▽

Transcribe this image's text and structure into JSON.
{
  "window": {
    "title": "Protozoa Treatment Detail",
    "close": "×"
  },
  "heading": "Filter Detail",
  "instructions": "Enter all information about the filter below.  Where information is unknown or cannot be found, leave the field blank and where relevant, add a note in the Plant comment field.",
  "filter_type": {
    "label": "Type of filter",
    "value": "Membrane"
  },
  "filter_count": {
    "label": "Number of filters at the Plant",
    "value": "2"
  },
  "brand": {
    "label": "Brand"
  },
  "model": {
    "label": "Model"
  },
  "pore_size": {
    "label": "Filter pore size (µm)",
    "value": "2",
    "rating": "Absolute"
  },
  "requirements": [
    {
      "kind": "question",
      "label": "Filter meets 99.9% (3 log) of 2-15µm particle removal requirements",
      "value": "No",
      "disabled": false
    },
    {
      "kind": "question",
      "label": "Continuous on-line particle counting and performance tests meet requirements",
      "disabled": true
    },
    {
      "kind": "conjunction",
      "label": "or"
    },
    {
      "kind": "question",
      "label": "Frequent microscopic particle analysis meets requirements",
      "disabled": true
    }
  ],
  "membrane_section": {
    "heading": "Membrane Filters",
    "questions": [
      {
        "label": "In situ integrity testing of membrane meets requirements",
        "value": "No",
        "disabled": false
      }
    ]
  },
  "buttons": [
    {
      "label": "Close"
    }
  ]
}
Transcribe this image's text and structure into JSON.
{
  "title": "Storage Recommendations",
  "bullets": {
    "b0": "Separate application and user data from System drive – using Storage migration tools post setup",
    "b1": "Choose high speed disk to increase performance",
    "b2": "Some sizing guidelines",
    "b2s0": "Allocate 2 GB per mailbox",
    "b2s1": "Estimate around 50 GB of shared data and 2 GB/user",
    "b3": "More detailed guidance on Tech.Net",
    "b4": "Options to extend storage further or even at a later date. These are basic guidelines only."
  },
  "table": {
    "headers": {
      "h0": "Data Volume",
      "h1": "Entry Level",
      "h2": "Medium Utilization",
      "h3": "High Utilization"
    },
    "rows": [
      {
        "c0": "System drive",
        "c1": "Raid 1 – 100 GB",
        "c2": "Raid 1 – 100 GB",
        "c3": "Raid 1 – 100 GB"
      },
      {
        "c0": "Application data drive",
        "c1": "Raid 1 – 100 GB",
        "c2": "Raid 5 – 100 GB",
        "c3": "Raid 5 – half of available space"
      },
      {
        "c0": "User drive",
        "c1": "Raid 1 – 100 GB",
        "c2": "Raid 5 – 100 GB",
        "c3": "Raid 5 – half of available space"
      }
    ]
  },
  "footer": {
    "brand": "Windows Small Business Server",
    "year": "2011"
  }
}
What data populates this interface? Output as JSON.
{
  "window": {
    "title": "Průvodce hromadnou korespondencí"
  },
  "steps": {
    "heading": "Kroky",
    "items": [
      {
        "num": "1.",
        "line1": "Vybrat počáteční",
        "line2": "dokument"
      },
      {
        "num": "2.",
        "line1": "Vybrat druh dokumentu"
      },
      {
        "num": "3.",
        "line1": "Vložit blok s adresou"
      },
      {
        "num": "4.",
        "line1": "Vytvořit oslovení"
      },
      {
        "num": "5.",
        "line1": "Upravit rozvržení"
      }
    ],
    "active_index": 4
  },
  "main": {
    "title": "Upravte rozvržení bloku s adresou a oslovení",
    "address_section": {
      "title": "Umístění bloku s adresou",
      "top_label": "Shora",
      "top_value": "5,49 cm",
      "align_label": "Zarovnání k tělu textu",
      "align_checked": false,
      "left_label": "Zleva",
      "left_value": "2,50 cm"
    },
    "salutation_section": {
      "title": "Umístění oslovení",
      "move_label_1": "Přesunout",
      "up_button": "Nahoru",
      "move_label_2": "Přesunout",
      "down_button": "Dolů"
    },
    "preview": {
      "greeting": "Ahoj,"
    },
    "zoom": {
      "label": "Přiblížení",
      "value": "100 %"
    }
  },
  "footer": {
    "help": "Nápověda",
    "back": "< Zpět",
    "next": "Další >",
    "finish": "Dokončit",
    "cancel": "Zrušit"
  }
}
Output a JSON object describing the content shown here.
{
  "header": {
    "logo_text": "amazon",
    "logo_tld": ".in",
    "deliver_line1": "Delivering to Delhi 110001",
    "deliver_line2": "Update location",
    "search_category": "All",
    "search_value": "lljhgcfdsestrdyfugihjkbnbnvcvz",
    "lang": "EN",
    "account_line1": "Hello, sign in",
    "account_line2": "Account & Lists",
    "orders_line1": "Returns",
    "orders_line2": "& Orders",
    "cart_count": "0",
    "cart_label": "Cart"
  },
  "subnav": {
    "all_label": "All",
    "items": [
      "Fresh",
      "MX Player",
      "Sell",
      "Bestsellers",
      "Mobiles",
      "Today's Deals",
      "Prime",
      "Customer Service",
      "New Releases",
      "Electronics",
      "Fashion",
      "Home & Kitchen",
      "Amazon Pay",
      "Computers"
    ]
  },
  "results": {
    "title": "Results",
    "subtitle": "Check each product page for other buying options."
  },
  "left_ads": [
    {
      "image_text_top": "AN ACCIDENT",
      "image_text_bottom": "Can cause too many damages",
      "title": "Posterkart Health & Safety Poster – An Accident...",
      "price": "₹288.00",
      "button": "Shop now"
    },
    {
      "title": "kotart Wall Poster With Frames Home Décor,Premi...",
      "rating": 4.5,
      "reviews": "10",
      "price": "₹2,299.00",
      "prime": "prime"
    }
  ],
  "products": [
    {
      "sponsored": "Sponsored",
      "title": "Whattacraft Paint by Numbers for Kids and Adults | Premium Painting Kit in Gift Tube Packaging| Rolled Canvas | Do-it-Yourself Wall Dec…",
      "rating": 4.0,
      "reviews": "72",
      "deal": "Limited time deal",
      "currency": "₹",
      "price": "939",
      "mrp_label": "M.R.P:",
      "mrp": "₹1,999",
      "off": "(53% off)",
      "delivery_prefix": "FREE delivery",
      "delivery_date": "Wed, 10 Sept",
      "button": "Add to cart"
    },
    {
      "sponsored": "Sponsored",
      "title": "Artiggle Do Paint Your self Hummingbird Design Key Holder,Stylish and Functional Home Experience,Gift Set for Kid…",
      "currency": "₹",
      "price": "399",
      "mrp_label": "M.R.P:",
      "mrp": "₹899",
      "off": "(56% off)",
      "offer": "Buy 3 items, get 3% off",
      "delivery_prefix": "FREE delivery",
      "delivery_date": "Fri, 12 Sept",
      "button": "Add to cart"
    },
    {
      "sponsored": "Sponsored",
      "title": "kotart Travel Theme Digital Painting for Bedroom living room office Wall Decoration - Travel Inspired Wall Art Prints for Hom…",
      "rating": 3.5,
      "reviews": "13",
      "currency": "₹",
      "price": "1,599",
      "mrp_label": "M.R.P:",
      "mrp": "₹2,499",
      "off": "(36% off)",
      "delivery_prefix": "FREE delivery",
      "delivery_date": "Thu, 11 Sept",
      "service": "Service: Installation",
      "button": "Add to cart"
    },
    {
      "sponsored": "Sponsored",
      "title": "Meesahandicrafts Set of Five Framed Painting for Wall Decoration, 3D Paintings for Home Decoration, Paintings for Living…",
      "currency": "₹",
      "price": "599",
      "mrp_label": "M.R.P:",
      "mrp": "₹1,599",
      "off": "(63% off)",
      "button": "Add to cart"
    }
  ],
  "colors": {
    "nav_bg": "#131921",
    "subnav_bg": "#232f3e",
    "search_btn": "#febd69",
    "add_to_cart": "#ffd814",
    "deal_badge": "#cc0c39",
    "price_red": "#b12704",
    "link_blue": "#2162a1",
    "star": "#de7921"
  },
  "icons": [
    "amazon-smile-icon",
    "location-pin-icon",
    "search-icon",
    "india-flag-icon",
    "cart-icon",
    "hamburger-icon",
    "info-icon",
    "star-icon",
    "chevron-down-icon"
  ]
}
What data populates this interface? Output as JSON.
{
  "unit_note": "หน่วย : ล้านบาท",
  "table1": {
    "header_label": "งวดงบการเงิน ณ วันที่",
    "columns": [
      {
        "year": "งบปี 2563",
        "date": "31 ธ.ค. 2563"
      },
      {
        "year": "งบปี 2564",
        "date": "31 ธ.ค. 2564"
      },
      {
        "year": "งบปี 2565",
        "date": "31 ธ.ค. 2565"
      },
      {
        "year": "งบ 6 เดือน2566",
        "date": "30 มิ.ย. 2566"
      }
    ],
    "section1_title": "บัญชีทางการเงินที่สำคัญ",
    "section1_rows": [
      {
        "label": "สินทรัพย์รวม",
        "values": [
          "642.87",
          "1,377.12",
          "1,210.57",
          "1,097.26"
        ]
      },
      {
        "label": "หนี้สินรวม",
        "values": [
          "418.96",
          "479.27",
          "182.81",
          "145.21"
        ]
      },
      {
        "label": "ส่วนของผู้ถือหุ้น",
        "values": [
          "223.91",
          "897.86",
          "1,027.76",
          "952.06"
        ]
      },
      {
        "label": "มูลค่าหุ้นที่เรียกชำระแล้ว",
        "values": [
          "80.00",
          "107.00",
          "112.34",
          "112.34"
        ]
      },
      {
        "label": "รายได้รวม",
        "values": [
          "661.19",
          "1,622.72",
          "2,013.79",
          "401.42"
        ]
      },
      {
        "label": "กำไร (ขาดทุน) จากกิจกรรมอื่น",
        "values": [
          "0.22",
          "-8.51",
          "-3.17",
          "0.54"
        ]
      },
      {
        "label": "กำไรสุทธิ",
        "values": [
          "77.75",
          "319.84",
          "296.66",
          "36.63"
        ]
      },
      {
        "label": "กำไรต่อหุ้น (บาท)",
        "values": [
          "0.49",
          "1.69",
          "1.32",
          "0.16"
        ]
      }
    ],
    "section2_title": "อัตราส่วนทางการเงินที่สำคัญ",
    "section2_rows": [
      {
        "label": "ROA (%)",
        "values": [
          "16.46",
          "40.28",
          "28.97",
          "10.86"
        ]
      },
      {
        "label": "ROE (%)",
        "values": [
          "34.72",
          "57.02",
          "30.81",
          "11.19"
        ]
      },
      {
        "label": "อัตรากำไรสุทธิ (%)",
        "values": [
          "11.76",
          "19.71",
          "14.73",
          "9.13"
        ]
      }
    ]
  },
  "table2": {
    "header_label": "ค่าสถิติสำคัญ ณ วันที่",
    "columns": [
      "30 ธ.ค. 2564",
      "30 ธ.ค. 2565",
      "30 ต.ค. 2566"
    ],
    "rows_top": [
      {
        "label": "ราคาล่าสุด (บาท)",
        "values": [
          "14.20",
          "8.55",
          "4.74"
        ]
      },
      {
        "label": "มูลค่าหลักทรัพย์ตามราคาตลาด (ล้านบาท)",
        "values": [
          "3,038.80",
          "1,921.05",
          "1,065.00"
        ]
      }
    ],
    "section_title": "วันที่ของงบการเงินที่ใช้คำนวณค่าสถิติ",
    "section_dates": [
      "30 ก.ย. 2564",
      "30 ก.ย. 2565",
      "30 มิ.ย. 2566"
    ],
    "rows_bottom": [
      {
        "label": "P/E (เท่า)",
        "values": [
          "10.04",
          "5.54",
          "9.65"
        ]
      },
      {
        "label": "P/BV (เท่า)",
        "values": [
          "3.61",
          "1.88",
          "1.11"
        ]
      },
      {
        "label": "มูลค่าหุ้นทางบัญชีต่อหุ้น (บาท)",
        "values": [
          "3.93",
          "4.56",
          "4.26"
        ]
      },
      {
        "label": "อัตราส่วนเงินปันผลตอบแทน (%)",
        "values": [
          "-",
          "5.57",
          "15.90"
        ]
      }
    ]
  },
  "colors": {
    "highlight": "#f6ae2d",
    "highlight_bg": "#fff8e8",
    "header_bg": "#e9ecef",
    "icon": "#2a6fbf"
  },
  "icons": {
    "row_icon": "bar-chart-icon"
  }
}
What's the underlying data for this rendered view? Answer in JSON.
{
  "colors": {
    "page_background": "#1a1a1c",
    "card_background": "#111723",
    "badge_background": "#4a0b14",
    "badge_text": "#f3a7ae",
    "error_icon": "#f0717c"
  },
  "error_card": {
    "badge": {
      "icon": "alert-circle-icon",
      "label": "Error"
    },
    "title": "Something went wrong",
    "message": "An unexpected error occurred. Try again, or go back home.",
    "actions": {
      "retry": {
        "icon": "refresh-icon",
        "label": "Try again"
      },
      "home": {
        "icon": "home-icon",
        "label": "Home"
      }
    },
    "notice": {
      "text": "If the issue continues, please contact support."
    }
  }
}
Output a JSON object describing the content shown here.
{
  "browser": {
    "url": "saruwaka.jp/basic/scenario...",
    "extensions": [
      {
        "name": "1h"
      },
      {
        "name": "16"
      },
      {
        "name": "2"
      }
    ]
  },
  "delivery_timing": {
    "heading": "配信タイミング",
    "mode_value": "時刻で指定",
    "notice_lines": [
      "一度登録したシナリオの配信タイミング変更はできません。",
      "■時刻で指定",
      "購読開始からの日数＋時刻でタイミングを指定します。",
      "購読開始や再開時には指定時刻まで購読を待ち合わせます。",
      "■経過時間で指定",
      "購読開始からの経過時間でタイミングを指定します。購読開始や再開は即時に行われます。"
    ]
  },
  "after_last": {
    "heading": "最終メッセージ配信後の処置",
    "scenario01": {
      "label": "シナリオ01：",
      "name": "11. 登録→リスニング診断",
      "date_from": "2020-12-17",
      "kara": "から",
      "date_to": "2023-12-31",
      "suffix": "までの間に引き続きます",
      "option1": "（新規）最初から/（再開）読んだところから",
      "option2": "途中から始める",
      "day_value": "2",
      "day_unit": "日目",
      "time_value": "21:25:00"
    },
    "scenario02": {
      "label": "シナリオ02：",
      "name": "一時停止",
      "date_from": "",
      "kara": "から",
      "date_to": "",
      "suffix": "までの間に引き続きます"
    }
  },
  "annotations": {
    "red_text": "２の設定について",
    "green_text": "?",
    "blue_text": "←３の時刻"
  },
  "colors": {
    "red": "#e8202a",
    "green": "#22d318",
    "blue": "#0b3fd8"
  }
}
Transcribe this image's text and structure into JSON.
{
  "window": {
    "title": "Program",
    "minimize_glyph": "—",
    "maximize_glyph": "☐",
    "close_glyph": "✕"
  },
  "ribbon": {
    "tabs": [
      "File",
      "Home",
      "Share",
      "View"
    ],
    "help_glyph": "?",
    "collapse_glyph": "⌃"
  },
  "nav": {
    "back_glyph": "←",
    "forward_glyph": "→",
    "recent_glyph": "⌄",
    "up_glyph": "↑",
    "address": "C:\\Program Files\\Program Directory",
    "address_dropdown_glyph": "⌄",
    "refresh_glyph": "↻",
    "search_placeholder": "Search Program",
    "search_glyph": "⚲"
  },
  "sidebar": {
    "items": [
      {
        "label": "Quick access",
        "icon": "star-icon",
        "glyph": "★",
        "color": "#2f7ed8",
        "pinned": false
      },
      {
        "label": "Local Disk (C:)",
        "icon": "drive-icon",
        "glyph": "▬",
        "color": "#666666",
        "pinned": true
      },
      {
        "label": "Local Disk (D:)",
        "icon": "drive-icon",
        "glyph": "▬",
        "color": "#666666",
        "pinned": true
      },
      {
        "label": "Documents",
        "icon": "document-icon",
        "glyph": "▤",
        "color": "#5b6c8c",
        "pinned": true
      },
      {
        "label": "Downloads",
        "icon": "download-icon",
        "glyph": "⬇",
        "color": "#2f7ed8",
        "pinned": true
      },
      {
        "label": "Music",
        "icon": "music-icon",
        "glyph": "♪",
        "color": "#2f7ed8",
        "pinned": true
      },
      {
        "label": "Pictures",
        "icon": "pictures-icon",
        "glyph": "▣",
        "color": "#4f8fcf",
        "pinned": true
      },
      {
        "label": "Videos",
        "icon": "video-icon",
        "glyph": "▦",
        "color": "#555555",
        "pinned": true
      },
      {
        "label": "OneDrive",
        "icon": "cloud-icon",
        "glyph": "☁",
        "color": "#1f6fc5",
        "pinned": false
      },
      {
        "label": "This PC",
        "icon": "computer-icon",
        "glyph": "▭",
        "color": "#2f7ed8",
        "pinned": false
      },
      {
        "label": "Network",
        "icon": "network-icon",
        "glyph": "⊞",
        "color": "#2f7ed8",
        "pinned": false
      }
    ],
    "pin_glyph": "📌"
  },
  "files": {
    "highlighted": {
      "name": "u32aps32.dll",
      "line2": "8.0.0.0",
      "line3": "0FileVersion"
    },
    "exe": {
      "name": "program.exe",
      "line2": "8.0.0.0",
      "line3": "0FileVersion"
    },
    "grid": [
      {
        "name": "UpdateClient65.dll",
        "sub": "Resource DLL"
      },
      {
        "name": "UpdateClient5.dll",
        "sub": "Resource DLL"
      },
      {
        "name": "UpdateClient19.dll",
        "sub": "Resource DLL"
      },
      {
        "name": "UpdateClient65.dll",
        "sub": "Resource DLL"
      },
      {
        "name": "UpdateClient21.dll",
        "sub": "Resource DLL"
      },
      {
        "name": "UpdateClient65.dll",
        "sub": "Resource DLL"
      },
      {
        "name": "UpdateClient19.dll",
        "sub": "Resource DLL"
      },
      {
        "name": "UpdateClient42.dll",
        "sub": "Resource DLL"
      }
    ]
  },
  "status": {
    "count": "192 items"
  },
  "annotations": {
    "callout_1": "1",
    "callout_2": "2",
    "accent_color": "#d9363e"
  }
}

△

-- AIM OF THE EXERCISE --
Using the listing above, pick out each line that contains the word "านบาท", then copy it.

-- TASK ANSWER --
  "unit_note": "หน่วย : ล้านบาท",
        "label": "มูลค่าหลักทรัพย์ตามราคาตลาด (ล้านบาท)",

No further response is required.